Your goal: Will you output all of the data below exactly, omitting the images?

Data for the task:

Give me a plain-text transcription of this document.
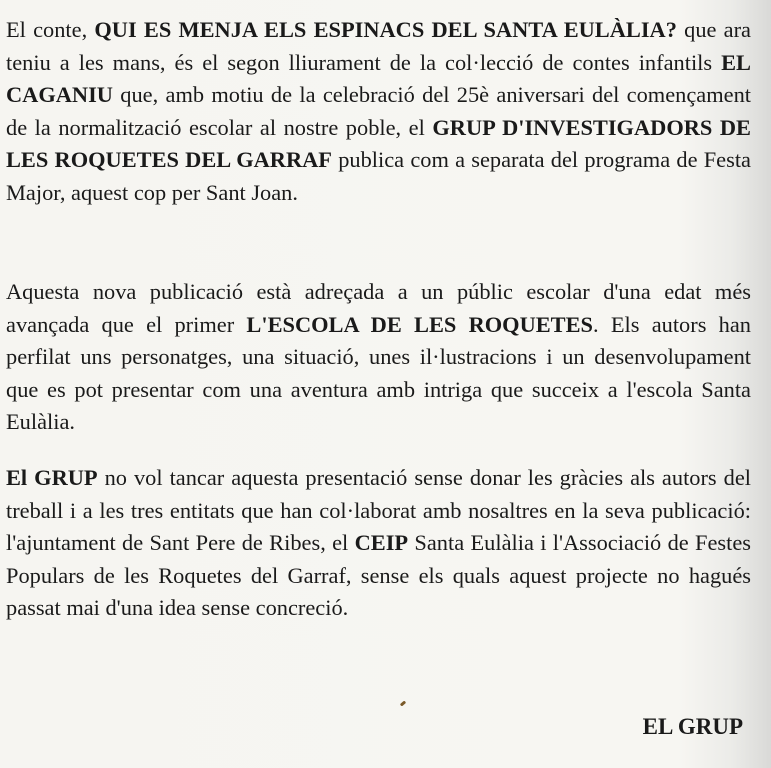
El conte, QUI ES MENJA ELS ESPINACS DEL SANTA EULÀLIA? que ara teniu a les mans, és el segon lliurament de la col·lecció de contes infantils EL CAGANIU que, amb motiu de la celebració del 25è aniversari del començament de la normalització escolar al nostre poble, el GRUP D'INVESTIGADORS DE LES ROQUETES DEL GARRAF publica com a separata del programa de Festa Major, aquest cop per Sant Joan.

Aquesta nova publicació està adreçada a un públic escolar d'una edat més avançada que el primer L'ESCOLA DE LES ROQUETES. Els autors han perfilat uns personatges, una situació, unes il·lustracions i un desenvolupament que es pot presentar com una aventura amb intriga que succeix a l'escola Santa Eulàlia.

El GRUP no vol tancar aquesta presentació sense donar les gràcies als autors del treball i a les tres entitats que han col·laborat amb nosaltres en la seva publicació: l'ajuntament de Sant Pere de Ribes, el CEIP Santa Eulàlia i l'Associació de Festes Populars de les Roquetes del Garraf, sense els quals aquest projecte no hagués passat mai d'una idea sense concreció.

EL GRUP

Answer to the exercise:
Give me a plain-text transcription of this document.
El conte, QUI ES MENJA ELS ESPINACS DEL SANTA EULÀLIA? que ara teniu a les mans, és el segon lliurament de la col·lecció de contes infantils EL CAGANIU que, amb motiu de la celebració del 25è aniversari del començament de la normalització escolar al nostre poble, el GRUP D'INVESTIGADORS DE LES ROQUETES DEL GARRAF publica com a separata del programa de Festa Major, aquest cop per Sant Joan.

Aquesta nova publicació està adreçada a un públic escolar d'una edat més avançada que el primer L'ESCOLA DE LES ROQUETES. Els autors han perfilat uns personatges, una situació, unes il·lustracions i un desenvolupament que es pot presentar com una aventura amb intriga que succeix a l'escola Santa Eulàlia.

El GRUP no vol tancar aquesta presentació sense donar les gràcies als autors del treball i a les tres entitats que han col·laborat amb nosaltres en la seva publicació: l'ajuntament de Sant Pere de Ribes, el CEIP Santa Eulàlia i l'Associació de Festes Populars de les Roquetes del Garraf, sense els quals aquest projecte no hagués passat mai d'una idea sense concreció.

EL GRUP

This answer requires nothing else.